- [EXTRACTED RECORDS]
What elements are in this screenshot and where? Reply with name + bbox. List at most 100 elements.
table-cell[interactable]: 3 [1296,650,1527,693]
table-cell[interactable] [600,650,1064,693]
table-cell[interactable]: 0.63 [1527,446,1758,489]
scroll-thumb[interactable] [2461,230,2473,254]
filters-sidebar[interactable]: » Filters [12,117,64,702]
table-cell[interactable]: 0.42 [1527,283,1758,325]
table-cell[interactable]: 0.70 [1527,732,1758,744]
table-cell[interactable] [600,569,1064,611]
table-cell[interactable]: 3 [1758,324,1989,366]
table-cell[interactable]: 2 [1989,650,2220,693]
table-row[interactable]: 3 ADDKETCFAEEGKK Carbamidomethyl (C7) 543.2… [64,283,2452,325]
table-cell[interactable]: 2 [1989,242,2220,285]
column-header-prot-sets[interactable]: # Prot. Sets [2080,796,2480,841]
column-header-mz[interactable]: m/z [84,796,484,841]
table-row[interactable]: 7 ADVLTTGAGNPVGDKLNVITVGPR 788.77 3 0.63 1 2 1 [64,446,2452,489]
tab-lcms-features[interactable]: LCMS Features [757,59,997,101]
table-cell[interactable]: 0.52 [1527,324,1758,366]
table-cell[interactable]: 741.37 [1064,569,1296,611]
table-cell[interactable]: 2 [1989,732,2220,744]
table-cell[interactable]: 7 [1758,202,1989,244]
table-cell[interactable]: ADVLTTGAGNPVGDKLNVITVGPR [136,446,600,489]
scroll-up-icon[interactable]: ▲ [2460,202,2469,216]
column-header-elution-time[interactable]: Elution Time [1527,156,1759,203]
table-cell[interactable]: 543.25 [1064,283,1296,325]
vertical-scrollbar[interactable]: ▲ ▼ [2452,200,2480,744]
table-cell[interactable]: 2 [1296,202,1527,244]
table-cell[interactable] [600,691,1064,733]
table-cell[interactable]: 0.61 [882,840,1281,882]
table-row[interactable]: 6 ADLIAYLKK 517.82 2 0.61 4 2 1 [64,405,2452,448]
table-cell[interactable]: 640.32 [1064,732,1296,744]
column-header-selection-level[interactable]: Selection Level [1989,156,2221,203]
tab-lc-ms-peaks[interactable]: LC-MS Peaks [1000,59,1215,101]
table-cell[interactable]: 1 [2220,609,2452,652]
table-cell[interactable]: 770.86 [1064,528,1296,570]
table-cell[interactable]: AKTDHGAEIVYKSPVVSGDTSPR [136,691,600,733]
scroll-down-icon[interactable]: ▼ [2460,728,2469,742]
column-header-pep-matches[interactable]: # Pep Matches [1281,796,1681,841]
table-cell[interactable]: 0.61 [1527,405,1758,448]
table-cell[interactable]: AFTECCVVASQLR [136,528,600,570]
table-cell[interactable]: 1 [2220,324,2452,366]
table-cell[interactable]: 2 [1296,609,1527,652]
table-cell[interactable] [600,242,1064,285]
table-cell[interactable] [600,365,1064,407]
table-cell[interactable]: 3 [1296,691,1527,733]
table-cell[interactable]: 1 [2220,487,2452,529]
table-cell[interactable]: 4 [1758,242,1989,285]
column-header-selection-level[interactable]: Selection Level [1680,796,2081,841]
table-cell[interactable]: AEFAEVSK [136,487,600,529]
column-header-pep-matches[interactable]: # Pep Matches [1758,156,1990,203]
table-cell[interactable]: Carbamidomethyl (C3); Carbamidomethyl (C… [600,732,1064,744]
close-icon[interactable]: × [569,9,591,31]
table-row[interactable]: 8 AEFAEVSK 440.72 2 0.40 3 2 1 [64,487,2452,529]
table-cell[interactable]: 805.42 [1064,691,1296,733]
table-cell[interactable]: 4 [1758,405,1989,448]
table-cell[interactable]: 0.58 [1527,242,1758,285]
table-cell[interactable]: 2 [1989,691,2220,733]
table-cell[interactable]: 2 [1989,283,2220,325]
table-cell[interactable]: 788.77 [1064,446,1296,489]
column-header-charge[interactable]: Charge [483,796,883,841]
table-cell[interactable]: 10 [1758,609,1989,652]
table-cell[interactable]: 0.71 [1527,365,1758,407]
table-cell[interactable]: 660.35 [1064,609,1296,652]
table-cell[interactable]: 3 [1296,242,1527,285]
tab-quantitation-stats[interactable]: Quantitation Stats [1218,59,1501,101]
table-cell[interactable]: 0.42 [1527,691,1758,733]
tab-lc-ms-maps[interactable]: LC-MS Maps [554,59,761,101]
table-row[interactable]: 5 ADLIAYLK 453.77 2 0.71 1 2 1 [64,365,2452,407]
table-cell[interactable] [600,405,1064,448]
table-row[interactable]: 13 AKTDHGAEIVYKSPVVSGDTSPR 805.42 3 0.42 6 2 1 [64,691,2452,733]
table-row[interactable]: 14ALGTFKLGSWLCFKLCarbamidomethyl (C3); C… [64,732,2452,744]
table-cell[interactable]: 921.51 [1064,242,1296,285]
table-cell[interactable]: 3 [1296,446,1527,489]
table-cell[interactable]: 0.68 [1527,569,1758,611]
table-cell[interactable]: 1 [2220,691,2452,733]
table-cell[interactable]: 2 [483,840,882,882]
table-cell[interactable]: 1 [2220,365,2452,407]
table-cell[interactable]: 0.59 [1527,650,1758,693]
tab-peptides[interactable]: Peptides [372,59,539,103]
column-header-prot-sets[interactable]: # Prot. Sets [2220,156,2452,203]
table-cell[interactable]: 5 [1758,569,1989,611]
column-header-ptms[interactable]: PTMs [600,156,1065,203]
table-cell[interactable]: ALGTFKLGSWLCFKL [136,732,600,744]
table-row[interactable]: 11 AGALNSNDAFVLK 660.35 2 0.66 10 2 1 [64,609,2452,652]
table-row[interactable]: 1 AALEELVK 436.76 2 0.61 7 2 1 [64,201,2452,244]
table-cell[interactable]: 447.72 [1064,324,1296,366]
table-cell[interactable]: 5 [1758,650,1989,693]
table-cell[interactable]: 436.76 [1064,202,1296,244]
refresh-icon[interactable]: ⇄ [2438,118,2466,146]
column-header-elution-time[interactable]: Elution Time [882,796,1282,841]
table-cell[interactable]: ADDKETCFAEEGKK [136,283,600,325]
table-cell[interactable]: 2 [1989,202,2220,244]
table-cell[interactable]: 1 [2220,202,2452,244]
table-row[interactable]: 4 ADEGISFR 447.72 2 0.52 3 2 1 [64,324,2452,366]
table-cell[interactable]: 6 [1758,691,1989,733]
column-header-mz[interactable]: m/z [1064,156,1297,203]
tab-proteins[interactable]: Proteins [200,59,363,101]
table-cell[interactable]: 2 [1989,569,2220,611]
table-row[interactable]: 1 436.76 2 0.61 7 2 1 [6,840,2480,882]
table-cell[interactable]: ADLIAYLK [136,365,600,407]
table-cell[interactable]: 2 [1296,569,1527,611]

- [WHAT IS NEEDED]
All of the data above should be reproduced exactly, with nothing left out.

- [THE ANSWER]
What elements are in this screenshot and where? Reply with name + bbox. List at most 100 elements.
table-cell[interactable]: 3 [1296,650,1527,693]
table-cell[interactable] [600,650,1064,693]
table-cell[interactable]: 0.63 [1527,446,1758,489]
scroll-thumb[interactable] [2461,230,2473,254]
filters-sidebar[interactable]: » Filters [12,117,64,702]
table-cell[interactable]: 0.42 [1527,283,1758,325]
table-cell[interactable]: 0.70 [1527,732,1758,744]
table-cell[interactable] [600,569,1064,611]
table-cell[interactable]: 3 [1758,324,1989,366]
table-cell[interactable]: 2 [1989,650,2220,693]
table-row[interactable]: 3 ADDKETCFAEEGKK Carbamidomethyl (C7) 543.2… [64,283,2452,325]
table-cell[interactable]: 2 [1989,242,2220,285]
column-header-prot-sets[interactable]: # Prot. Sets [2080,796,2480,841]
column-header-mz[interactable]: m/z [84,796,484,841]
table-row[interactable]: 7 ADVLTTGAGNPVGDKLNVITVGPR 788.77 3 0.63 1 2 1 [64,446,2452,489]
tab-lcms-features[interactable]: LCMS Features [757,59,997,101]
table-cell[interactable]: 0.52 [1527,324,1758,366]
table-cell[interactable]: 741.37 [1064,569,1296,611]
table-cell[interactable]: 2 [1989,732,2220,744]
table-cell[interactable]: 7 [1758,202,1989,244]
table-cell[interactable]: ADVLTTGAGNPVGDKLNVITVGPR [136,446,600,489]
scroll-up-icon[interactable]: ▲ [2460,202,2469,216]
column-header-elution-time[interactable]: Elution Time [1527,156,1759,203]
table-cell[interactable]: 543.25 [1064,283,1296,325]
vertical-scrollbar[interactable]: ▲ ▼ [2452,200,2480,744]
table-cell[interactable]: 2 [1296,202,1527,244]
table-cell[interactable] [600,691,1064,733]
table-cell[interactable]: 0.61 [882,840,1281,882]
table-row[interactable]: 6 ADLIAYLKK 517.82 2 0.61 4 2 1 [64,405,2452,448]
table-cell[interactable]: 640.32 [1064,732,1296,744]
column-header-selection-level[interactable]: Selection Level [1989,156,2221,203]
tab-lc-ms-peaks[interactable]: LC-MS Peaks [1000,59,1215,101]
table-cell[interactable]: 1 [2220,609,2452,652]
table-cell[interactable]: 770.86 [1064,528,1296,570]
table-cell[interactable]: AKTDHGAEIVYKSPVVSGDTSPR [136,691,600,733]
scroll-down-icon[interactable]: ▼ [2460,728,2469,742]
column-header-pep-matches[interactable]: # Pep Matches [1281,796,1681,841]
table-cell[interactable]: 0.61 [1527,405,1758,448]
table-cell[interactable]: AFTECCVVASQLR [136,528,600,570]
table-cell[interactable]: 1 [2220,324,2452,366]
table-cell[interactable]: 2 [1296,609,1527,652]
table-cell[interactable] [600,242,1064,285]
table-cell[interactable] [600,365,1064,407]
table-cell[interactable]: 3 [1296,691,1527,733]
table-cell[interactable]: 1 [2220,487,2452,529]
table-cell[interactable]: 4 [1758,242,1989,285]
column-header-selection-level[interactable]: Selection Level [1680,796,2081,841]
table-cell[interactable]: AEFAEVSK [136,487,600,529]
column-header-pep-matches[interactable]: # Pep Matches [1758,156,1990,203]
table-cell[interactable]: Carbamidomethyl (C3); Carbamidomethyl (C… [600,732,1064,744]
close-icon[interactable]: × [569,9,591,31]
table-row[interactable]: 8 AEFAEVSK 440.72 2 0.40 3 2 1 [64,487,2452,529]
table-cell[interactable]: 805.42 [1064,691,1296,733]
table-cell[interactable]: 4 [1758,405,1989,448]
table-cell[interactable]: 0.58 [1527,242,1758,285]
table-cell[interactable]: 2 [1989,691,2220,733]
table-cell[interactable]: 2 [1989,283,2220,325]
table-cell[interactable]: 788.77 [1064,446,1296,489]
column-header-charge[interactable]: Charge [483,796,883,841]
table-cell[interactable]: 10 [1758,609,1989,652]
table-cell[interactable]: 0.71 [1527,365,1758,407]
table-cell[interactable]: 660.35 [1064,609,1296,652]
table-cell[interactable]: 3 [1296,242,1527,285]
tab-quantitation-stats[interactable]: Quantitation Stats [1218,59,1501,101]
table-cell[interactable]: 0.42 [1527,691,1758,733]
tab-lc-ms-maps[interactable]: LC-MS Maps [554,59,761,101]
table-row[interactable]: 5 ADLIAYLK 453.77 2 0.71 1 2 1 [64,365,2452,407]
table-cell[interactable] [600,405,1064,448]
table-row[interactable]: 13 AKTDHGAEIVYKSPVVSGDTSPR 805.42 3 0.42 6 2 1 [64,691,2452,733]
table-row[interactable]: 14ALGTFKLGSWLCFKLCarbamidomethyl (C3); C… [64,732,2452,744]
table-cell[interactable]: 921.51 [1064,242,1296,285]
table-cell[interactable]: 3 [1296,446,1527,489]
table-cell[interactable]: 0.68 [1527,569,1758,611]
table-cell[interactable]: 1 [2220,691,2452,733]
table-cell[interactable]: 2 [483,840,882,882]
table-cell[interactable]: 1 [2220,365,2452,407]
table-cell[interactable]: 0.59 [1527,650,1758,693]
tab-peptides[interactable]: Peptides [372,59,539,103]
column-header-prot-sets[interactable]: # Prot. Sets [2220,156,2452,203]
table-cell[interactable]: 5 [1758,569,1989,611]
column-header-ptms[interactable]: PTMs [600,156,1065,203]
table-cell[interactable]: ALGTFKLGSWLCFKL [136,732,600,744]
table-row[interactable]: 11 AGALNSNDAFVLK 660.35 2 0.66 10 2 1 [64,609,2452,652]
table-row[interactable]: 1 AALEELVK 436.76 2 0.61 7 2 1 [64,201,2452,244]
table-cell[interactable]: 447.72 [1064,324,1296,366]
table-cell[interactable]: 5 [1758,650,1989,693]
table-cell[interactable]: 436.76 [1064,202,1296,244]
refresh-icon[interactable]: ⇄ [2438,118,2466,146]
column-header-elution-time[interactable]: Elution Time [882,796,1282,841]
table-cell[interactable]: ADDKETCFAEEGKK [136,283,600,325]
table-cell[interactable]: 2 [1989,202,2220,244]
table-cell[interactable]: 1 [2220,202,2452,244]
table-row[interactable]: 4 ADEGISFR 447.72 2 0.52 3 2 1 [64,324,2452,366]
table-cell[interactable]: 6 [1758,691,1989,733]
column-header-mz[interactable]: m/z [1064,156,1297,203]
tab-proteins[interactable]: Proteins [200,59,363,101]
table-cell[interactable]: 2 [1989,569,2220,611]
table-row[interactable]: 1 436.76 2 0.61 7 2 1 [6,840,2480,882]
table-cell[interactable]: ADLIAYLK [136,365,600,407]
table-cell[interactable]: 2 [1296,569,1527,611]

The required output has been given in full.